(DATA FOR THIS TASK)
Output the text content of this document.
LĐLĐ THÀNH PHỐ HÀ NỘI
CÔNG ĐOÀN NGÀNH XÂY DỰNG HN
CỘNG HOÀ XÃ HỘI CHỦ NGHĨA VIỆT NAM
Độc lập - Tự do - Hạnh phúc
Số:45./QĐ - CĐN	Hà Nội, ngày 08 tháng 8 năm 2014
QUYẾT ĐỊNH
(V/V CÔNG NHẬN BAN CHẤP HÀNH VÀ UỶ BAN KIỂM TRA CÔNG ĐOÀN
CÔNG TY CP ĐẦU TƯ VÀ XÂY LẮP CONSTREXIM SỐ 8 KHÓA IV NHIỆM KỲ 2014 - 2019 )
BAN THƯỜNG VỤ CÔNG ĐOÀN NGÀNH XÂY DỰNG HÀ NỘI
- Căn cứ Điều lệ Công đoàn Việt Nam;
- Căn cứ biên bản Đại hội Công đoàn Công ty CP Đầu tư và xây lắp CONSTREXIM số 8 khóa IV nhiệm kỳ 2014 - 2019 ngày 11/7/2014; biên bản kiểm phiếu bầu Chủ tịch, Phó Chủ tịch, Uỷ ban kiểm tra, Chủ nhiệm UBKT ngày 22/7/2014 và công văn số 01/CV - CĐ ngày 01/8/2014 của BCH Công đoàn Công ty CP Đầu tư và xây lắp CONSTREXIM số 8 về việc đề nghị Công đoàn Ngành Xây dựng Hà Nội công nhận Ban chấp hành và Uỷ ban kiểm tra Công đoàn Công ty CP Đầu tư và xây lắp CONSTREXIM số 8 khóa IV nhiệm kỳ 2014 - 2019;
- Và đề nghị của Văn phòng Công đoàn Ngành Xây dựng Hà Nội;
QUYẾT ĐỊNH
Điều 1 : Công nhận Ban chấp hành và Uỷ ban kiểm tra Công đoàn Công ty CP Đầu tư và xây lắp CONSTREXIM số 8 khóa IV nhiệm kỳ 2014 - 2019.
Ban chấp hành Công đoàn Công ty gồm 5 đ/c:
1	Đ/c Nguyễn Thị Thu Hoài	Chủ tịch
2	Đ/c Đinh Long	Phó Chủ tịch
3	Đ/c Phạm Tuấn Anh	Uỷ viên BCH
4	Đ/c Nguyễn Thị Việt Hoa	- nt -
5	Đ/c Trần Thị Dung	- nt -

(YOUR INSTRUCTIONS) Return the material exactly as it stands.

(RESULT)
Output the text content of this document.
LĐLĐ THÀNH PHỐ HÀ NỘI
CÔNG ĐOÀN NGÀNH XÂY DỰNG HN
CỘNG HOÀ XÃ HỘI CHỦ NGHĨA VIỆT NAM
Độc lập - Tự do - Hạnh phúc
Số:45./QĐ - CĐN	Hà Nội, ngày 08 tháng 8 năm 2014
QUYẾT ĐỊNH
(V/V CÔNG NHẬN BAN CHẤP HÀNH VÀ UỶ BAN KIỂM TRA CÔNG ĐOÀN
CÔNG TY CP ĐẦU TƯ VÀ XÂY LẮP CONSTREXIM SỐ 8 KHÓA IV NHIỆM KỲ 2014 - 2019 )
BAN THƯỜNG VỤ CÔNG ĐOÀN NGÀNH XÂY DỰNG HÀ NỘI
- Căn cứ Điều lệ Công đoàn Việt Nam;
- Căn cứ biên bản Đại hội Công đoàn Công ty CP Đầu tư và xây lắp CONSTREXIM số 8 khóa IV nhiệm kỳ 2014 - 2019 ngày 11/7/2014; biên bản kiểm phiếu bầu Chủ tịch, Phó Chủ tịch, Uỷ ban kiểm tra, Chủ nhiệm UBKT ngày 22/7/2014 và công văn số 01/CV - CĐ ngày 01/8/2014 của BCH Công đoàn Công ty CP Đầu tư và xây lắp CONSTREXIM số 8 về việc đề nghị Công đoàn Ngành Xây dựng Hà Nội công nhận Ban chấp hành và Uỷ ban kiểm tra Công đoàn Công ty CP Đầu tư và xây lắp CONSTREXIM số 8 khóa IV nhiệm kỳ 2014 - 2019;
- Và đề nghị của Văn phòng Công đoàn Ngành Xây dựng Hà Nội;
QUYẾT ĐỊNH
Điều 1 : Công nhận Ban chấp hành và Uỷ ban kiểm tra Công đoàn Công ty CP Đầu tư và xây lắp CONSTREXIM số 8 khóa IV nhiệm kỳ 2014 - 2019.
Ban chấp hành Công đoàn Công ty gồm 5 đ/c:
1	Đ/c Nguyễn Thị Thu Hoài	Chủ tịch
2	Đ/c Đinh Long	Phó Chủ tịch
3	Đ/c Phạm Tuấn Anh	Uỷ viên BCH
4	Đ/c Nguyễn Thị Việt Hoa	- nt -
5	Đ/c Trần Thị Dung	- nt -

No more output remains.